> What to produce: Write the listing out again, all of it, word for word.

> Input rows:
-*-

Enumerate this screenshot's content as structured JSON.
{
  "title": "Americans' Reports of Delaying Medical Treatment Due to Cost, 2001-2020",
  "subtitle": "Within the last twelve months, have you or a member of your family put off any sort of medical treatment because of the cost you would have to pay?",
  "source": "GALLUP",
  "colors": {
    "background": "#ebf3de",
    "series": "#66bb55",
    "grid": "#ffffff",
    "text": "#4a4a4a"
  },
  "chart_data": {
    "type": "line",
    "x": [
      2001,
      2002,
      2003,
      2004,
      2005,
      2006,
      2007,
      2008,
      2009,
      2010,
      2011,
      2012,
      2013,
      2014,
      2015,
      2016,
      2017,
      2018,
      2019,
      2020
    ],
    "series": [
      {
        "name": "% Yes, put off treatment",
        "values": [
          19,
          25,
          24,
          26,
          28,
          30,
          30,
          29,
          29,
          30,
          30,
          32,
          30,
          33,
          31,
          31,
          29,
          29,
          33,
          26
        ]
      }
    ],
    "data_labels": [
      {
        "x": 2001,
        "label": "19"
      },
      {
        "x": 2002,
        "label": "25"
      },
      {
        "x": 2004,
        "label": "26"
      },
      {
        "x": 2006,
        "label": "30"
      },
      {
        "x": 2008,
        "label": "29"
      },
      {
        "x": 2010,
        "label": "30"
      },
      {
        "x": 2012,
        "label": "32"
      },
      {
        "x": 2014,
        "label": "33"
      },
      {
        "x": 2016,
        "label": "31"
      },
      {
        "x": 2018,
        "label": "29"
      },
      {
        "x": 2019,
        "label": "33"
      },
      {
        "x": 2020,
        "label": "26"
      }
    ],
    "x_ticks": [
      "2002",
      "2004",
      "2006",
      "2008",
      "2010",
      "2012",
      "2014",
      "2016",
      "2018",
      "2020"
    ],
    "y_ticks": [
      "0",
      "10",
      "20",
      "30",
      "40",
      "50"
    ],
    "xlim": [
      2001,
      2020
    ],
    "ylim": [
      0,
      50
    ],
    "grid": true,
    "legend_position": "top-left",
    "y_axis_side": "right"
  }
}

-*-

> Solved exercise:
Enumerate this screenshot's content as structured JSON.
{
  "title": "Americans' Reports of Delaying Medical Treatment Due to Cost, 2001-2020",
  "subtitle": "Within the last twelve months, have you or a member of your family put off any sort of medical treatment because of the cost you would have to pay?",
  "source": "GALLUP",
  "colors": {
    "background": "#ebf3de",
    "series": "#66bb55",
    "grid": "#ffffff",
    "text": "#4a4a4a"
  },
  "chart_data": {
    "type": "line",
    "x": [
      2001,
      2002,
      2003,
      2004,
      2005,
      2006,
      2007,
      2008,
      2009,
      2010,
      2011,
      2012,
      2013,
      2014,
      2015,
      2016,
      2017,
      2018,
      2019,
      2020
    ],
    "series": [
      {
        "name": "% Yes, put off treatment",
        "values": [
          19,
          25,
          24,
          26,
          28,
          30,
          30,
          29,
          29,
          30,
          30,
          32,
          30,
          33,
          31,
          31,
          29,
          29,
          33,
          26
        ]
      }
    ],
    "data_labels": [
      {
        "x": 2001,
        "label": "19"
      },
      {
        "x": 2002,
        "label": "25"
      },
      {
        "x": 2004,
        "label": "26"
      },
      {
        "x": 2006,
        "label": "30"
      },
      {
        "x": 2008,
        "label": "29"
      },
      {
        "x": 2010,
        "label": "30"
      },
      {
        "x": 2012,
        "label": "32"
      },
      {
        "x": 2014,
        "label": "33"
      },
      {
        "x": 2016,
        "label": "31"
      },
      {
        "x": 2018,
        "label": "29"
      },
      {
        "x": 2019,
        "label": "33"
      },
      {
        "x": 2020,
        "label": "26"
      }
    ],
    "x_ticks": [
      "2002",
      "2004",
      "2006",
      "2008",
      "2010",
      "2012",
      "2014",
      "2016",
      "2018",
      "2020"
    ],
    "y_ticks": [
      "0",
      "10",
      "20",
      "30",
      "40",
      "50"
    ],
    "xlim": [
      2001,
      2020
    ],
    "ylim": [
      0,
      50
    ],
    "grid": true,
    "legend_position": "top-left",
    "y_axis_side": "right"
  }
}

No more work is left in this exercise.